EXERCISE BRIEF
Please transcribe the data below exactly. Leave the pictures out.

━━━━

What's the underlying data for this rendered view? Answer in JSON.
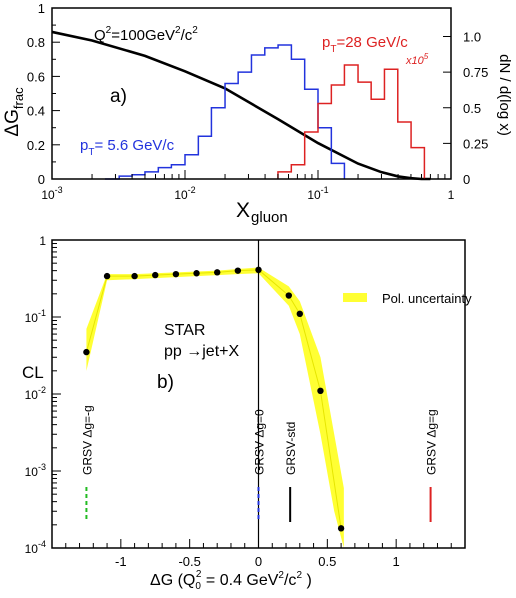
{
  "chart_data": [
    {
      "type": "line",
      "panel_label": "a)",
      "x_scale": "log",
      "xlim": [
        0.001,
        1
      ],
      "ylim_left": [
        0,
        1
      ],
      "ylim_right": [
        0,
        1.2
      ],
      "x_ticks": [
        {
          "value": 0.001,
          "base": "10",
          "exp": "-3"
        },
        {
          "value": 0.01,
          "base": "10",
          "exp": "-2"
        },
        {
          "value": 0.1,
          "base": "10",
          "exp": "-1"
        },
        {
          "value": 1,
          "base": "1",
          "exp": ""
        }
      ],
      "y_ticks_left": [
        "0",
        "0.2",
        "0.4",
        "0.6",
        "0.8",
        "1"
      ],
      "y_ticks_left_values": [
        0,
        0.2,
        0.4,
        0.6,
        0.8,
        1.0
      ],
      "y_ticks_right": [
        "0",
        "0.25",
        "0.5",
        "0.75",
        "1.0"
      ],
      "y_ticks_right_values": [
        0,
        0.25,
        0.5,
        0.75,
        1.0
      ],
      "xlabel": {
        "main": "X",
        "sub": "gluon"
      },
      "ylabel_left": {
        "main": "ΔG",
        "sub": "frac"
      },
      "ylabel_right": "dN / d(log x)",
      "annotations": {
        "q2": {
          "pre": "Q",
          "sup1": "2",
          "mid": "=100GeV",
          "sup2": "2",
          "post": "/c",
          "sup3": "2"
        },
        "pt_low": {
          "pre": "p",
          "sub": "T",
          "post": "= 5.6 GeV/c"
        },
        "pt_high": {
          "pre": "p",
          "sub": "T",
          "post": "=28 GeV/c"
        },
        "scale": {
          "pre": "x10",
          "sup": "5"
        }
      },
      "curve": {
        "color": "#000000",
        "x": [
          0.001,
          0.002,
          0.005,
          0.01,
          0.02,
          0.05,
          0.1,
          0.2,
          0.3,
          0.4,
          0.5,
          0.6,
          0.7
        ],
        "y": [
          0.86,
          0.81,
          0.72,
          0.63,
          0.53,
          0.35,
          0.21,
          0.09,
          0.04,
          0.015,
          0.005,
          0.0,
          0.0
        ]
      },
      "series": [
        {
          "name": "pT = 5.6 GeV/c",
          "color": "#2233dd",
          "axis": "right",
          "bin_edges": [
            0.0025,
            0.0032,
            0.004,
            0.005,
            0.0063,
            0.0079,
            0.01,
            0.0126,
            0.0158,
            0.02,
            0.0251,
            0.0316,
            0.0398,
            0.0501,
            0.0631,
            0.0794,
            0.1,
            0.126,
            0.158
          ],
          "values": [
            0.0,
            0.02,
            0.03,
            0.05,
            0.08,
            0.1,
            0.17,
            0.3,
            0.5,
            0.67,
            0.75,
            0.87,
            0.92,
            0.94,
            0.84,
            0.63,
            0.36,
            0.11
          ]
        },
        {
          "name": "pT =28 GeV/c",
          "color": "#dd2222",
          "axis": "right",
          "bin_edges": [
            0.05,
            0.063,
            0.0794,
            0.1,
            0.126,
            0.158,
            0.2,
            0.251,
            0.316,
            0.398,
            0.501,
            0.631
          ],
          "values": [
            0.05,
            0.1,
            0.33,
            0.53,
            0.66,
            0.8,
            0.68,
            0.56,
            0.77,
            0.4,
            0.22
          ]
        }
      ]
    },
    {
      "type": "scatter",
      "panel_label": "b)",
      "y_scale": "log",
      "xlim": [
        -1.5,
        1.5
      ],
      "ylim": [
        0.0001,
        1
      ],
      "x_ticks": [
        "-1",
        "-0.5",
        "0",
        "0.5",
        "1"
      ],
      "x_tick_values": [
        -1,
        -0.5,
        0,
        0.5,
        1
      ],
      "y_ticks": [
        {
          "value": 0.0001,
          "base": "10",
          "exp": "-4"
        },
        {
          "value": 0.001,
          "base": "10",
          "exp": "-3"
        },
        {
          "value": 0.01,
          "base": "10",
          "exp": "-2"
        },
        {
          "value": 0.1,
          "base": "10",
          "exp": "-1"
        },
        {
          "value": 1,
          "base": "1",
          "exp": ""
        }
      ],
      "ylabel": "CL",
      "xlabel": {
        "pre": "ΔG (Q",
        "sub": "0",
        "sup1": "2",
        "mid": " = 0.4 GeV",
        "sup2": "2",
        "post": "/c",
        "sup3": "2",
        "end": " )"
      },
      "text_star": "STAR",
      "text_process": "pp →jet+X",
      "legend": {
        "label": "Pol. uncertainty",
        "color": "#ffff33",
        "position": "top-right"
      },
      "points": {
        "x": [
          -1.25,
          -1.1,
          -0.9,
          -0.75,
          -0.6,
          -0.45,
          -0.3,
          -0.15,
          0.0,
          0.22,
          0.3,
          0.45,
          0.6
        ],
        "y": [
          0.035,
          0.34,
          0.34,
          0.35,
          0.36,
          0.37,
          0.38,
          0.4,
          0.41,
          0.19,
          0.11,
          0.011,
          0.00018
        ]
      },
      "band": {
        "x": [
          -1.25,
          -1.1,
          -0.9,
          -0.75,
          -0.6,
          -0.45,
          -0.3,
          -0.15,
          0.0,
          0.22,
          0.3,
          0.45,
          0.55,
          0.62
        ],
        "y_low": [
          0.02,
          0.3,
          0.31,
          0.32,
          0.33,
          0.34,
          0.35,
          0.36,
          0.37,
          0.14,
          0.06,
          0.003,
          0.0003,
          0.0001
        ],
        "y_high": [
          0.07,
          0.36,
          0.36,
          0.37,
          0.38,
          0.39,
          0.4,
          0.42,
          0.44,
          0.25,
          0.16,
          0.03,
          0.003,
          0.0006
        ]
      },
      "markers": [
        {
          "label": "GRSV  Δg=-g",
          "x": -1.25,
          "color": "#22bb22",
          "style": "dashed"
        },
        {
          "label": "GRSV  Δg=0",
          "x": 0.0,
          "color": "#2233dd",
          "style": "dashed"
        },
        {
          "label": "GRSV-std",
          "x": 0.23,
          "color": "#000000",
          "style": "solid"
        },
        {
          "label": "GRSV  Δg=g",
          "x": 1.25,
          "color": "#dd2222",
          "style": "solid"
        }
      ]
    }
  ]
}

━━━━

ANSWER FOR THIS EXERCISE
What's the underlying data for this rendered view? Answer in JSON.
{
  "chart_data": [
    {
      "type": "line",
      "panel_label": "a)",
      "x_scale": "log",
      "xlim": [
        0.001,
        1
      ],
      "ylim_left": [
        0,
        1
      ],
      "ylim_right": [
        0,
        1.2
      ],
      "x_ticks": [
        {
          "value": 0.001,
          "base": "10",
          "exp": "-3"
        },
        {
          "value": 0.01,
          "base": "10",
          "exp": "-2"
        },
        {
          "value": 0.1,
          "base": "10",
          "exp": "-1"
        },
        {
          "value": 1,
          "base": "1",
          "exp": ""
        }
      ],
      "y_ticks_left": [
        "0",
        "0.2",
        "0.4",
        "0.6",
        "0.8",
        "1"
      ],
      "y_ticks_left_values": [
        0,
        0.2,
        0.4,
        0.6,
        0.8,
        1.0
      ],
      "y_ticks_right": [
        "0",
        "0.25",
        "0.5",
        "0.75",
        "1.0"
      ],
      "y_ticks_right_values": [
        0,
        0.25,
        0.5,
        0.75,
        1.0
      ],
      "xlabel": {
        "main": "X",
        "sub": "gluon"
      },
      "ylabel_left": {
        "main": "ΔG",
        "sub": "frac"
      },
      "ylabel_right": "dN / d(log x)",
      "annotations": {
        "q2": {
          "pre": "Q",
          "sup1": "2",
          "mid": "=100GeV",
          "sup2": "2",
          "post": "/c",
          "sup3": "2"
        },
        "pt_low": {
          "pre": "p",
          "sub": "T",
          "post": "= 5.6 GeV/c"
        },
        "pt_high": {
          "pre": "p",
          "sub": "T",
          "post": "=28 GeV/c"
        },
        "scale": {
          "pre": "x10",
          "sup": "5"
        }
      },
      "curve": {
        "color": "#000000",
        "x": [
          0.001,
          0.002,
          0.005,
          0.01,
          0.02,
          0.05,
          0.1,
          0.2,
          0.3,
          0.4,
          0.5,
          0.6,
          0.7
        ],
        "y": [
          0.86,
          0.81,
          0.72,
          0.63,
          0.53,
          0.35,
          0.21,
          0.09,
          0.04,
          0.015,
          0.005,
          0.0,
          0.0
        ]
      },
      "series": [
        {
          "name": "pT = 5.6 GeV/c",
          "color": "#2233dd",
          "axis": "right",
          "bin_edges": [
            0.0025,
            0.0032,
            0.004,
            0.005,
            0.0063,
            0.0079,
            0.01,
            0.0126,
            0.0158,
            0.02,
            0.0251,
            0.0316,
            0.0398,
            0.0501,
            0.0631,
            0.0794,
            0.1,
            0.126,
            0.158
          ],
          "values": [
            0.0,
            0.02,
            0.03,
            0.05,
            0.08,
            0.1,
            0.17,
            0.3,
            0.5,
            0.67,
            0.75,
            0.87,
            0.92,
            0.94,
            0.84,
            0.63,
            0.36,
            0.11
          ]
        },
        {
          "name": "pT =28 GeV/c",
          "color": "#dd2222",
          "axis": "right",
          "bin_edges": [
            0.05,
            0.063,
            0.0794,
            0.1,
            0.126,
            0.158,
            0.2,
            0.251,
            0.316,
            0.398,
            0.501,
            0.631
          ],
          "values": [
            0.05,
            0.1,
            0.33,
            0.53,
            0.66,
            0.8,
            0.68,
            0.56,
            0.77,
            0.4,
            0.22
          ]
        }
      ]
    },
    {
      "type": "scatter",
      "panel_label": "b)",
      "y_scale": "log",
      "xlim": [
        -1.5,
        1.5
      ],
      "ylim": [
        0.0001,
        1
      ],
      "x_ticks": [
        "-1",
        "-0.5",
        "0",
        "0.5",
        "1"
      ],
      "x_tick_values": [
        -1,
        -0.5,
        0,
        0.5,
        1
      ],
      "y_ticks": [
        {
          "value": 0.0001,
          "base": "10",
          "exp": "-4"
        },
        {
          "value": 0.001,
          "base": "10",
          "exp": "-3"
        },
        {
          "value": 0.01,
          "base": "10",
          "exp": "-2"
        },
        {
          "value": 0.1,
          "base": "10",
          "exp": "-1"
        },
        {
          "value": 1,
          "base": "1",
          "exp": ""
        }
      ],
      "ylabel": "CL",
      "xlabel": {
        "pre": "ΔG (Q",
        "sub": "0",
        "sup1": "2",
        "mid": " = 0.4 GeV",
        "sup2": "2",
        "post": "/c",
        "sup3": "2",
        "end": " )"
      },
      "text_star": "STAR",
      "text_process": "pp →jet+X",
      "legend": {
        "label": "Pol. uncertainty",
        "color": "#ffff33",
        "position": "top-right"
      },
      "points": {
        "x": [
          -1.25,
          -1.1,
          -0.9,
          -0.75,
          -0.6,
          -0.45,
          -0.3,
          -0.15,
          0.0,
          0.22,
          0.3,
          0.45,
          0.6
        ],
        "y": [
          0.035,
          0.34,
          0.34,
          0.35,
          0.36,
          0.37,
          0.38,
          0.4,
          0.41,
          0.19,
          0.11,
          0.011,
          0.00018
        ]
      },
      "band": {
        "x": [
          -1.25,
          -1.1,
          -0.9,
          -0.75,
          -0.6,
          -0.45,
          -0.3,
          -0.15,
          0.0,
          0.22,
          0.3,
          0.45,
          0.55,
          0.62
        ],
        "y_low": [
          0.02,
          0.3,
          0.31,
          0.32,
          0.33,
          0.34,
          0.35,
          0.36,
          0.37,
          0.14,
          0.06,
          0.003,
          0.0003,
          0.0001
        ],
        "y_high": [
          0.07,
          0.36,
          0.36,
          0.37,
          0.38,
          0.39,
          0.4,
          0.42,
          0.44,
          0.25,
          0.16,
          0.03,
          0.003,
          0.0006
        ]
      },
      "markers": [
        {
          "label": "GRSV  Δg=-g",
          "x": -1.25,
          "color": "#22bb22",
          "style": "dashed"
        },
        {
          "label": "GRSV  Δg=0",
          "x": 0.0,
          "color": "#2233dd",
          "style": "dashed"
        },
        {
          "label": "GRSV-std",
          "x": 0.23,
          "color": "#000000",
          "style": "solid"
        },
        {
          "label": "GRSV  Δg=g",
          "x": 1.25,
          "color": "#dd2222",
          "style": "solid"
        }
      ]
    }
  ]
}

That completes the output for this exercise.